_SET TASK:_ Scan the lines below for the string "الإعراب" and copy every one that has it.

(Source records)
━━━━━━━━━━━━━━━━
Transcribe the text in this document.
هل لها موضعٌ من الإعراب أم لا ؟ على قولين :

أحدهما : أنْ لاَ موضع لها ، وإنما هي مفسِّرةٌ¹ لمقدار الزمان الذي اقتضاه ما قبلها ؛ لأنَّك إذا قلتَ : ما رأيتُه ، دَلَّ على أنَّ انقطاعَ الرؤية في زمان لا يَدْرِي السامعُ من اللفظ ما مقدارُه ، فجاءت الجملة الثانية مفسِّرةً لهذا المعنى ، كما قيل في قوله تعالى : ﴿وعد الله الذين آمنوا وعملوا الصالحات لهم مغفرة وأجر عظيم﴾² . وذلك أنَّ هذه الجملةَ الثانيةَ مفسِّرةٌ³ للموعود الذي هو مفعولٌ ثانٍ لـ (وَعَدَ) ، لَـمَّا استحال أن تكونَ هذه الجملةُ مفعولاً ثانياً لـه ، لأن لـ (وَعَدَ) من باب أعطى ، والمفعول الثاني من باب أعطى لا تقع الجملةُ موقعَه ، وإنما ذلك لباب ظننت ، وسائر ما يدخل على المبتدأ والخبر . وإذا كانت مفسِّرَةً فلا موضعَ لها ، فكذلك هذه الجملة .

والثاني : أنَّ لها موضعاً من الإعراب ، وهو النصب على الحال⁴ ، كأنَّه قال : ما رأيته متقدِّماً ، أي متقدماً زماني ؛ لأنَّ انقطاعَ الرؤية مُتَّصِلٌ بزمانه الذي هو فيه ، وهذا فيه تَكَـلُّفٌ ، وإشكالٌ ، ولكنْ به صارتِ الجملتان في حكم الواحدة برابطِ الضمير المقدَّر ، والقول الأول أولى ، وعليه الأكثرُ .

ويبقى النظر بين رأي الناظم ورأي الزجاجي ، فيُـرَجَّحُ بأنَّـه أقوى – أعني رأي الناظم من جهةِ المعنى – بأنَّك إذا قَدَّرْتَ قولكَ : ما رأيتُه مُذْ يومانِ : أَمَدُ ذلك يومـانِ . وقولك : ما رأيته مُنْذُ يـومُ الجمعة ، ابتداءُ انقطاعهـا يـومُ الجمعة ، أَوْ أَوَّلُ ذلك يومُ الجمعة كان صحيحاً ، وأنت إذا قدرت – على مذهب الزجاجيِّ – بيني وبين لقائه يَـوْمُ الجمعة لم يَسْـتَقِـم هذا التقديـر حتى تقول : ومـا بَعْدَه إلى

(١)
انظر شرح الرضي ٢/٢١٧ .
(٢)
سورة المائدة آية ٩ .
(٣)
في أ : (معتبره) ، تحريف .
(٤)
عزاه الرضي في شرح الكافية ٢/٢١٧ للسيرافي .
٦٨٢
━━━━━━━━━━━━━━━━
_FINAL RESULT:_
هل لها موضعٌ من الإعراب أم لا ؟ على قولين :
والثاني : أنَّ لها موضعاً من الإعراب ، وهو النصب على الحال⁴ ، كأنَّه قال : ما رأيته متقدِّماً ، أي متقدماً زماني ؛ لأنَّ انقطاعَ الرؤية مُتَّصِلٌ بزمانه الذي هو فيه ، وهذا فيه تَكَـلُّفٌ ، وإشكالٌ ، ولكنْ به صارتِ الجملتان في حكم الواحدة برابطِ الضمير المقدَّر ، والقول الأول أولى ، وعليه الأكثرُ .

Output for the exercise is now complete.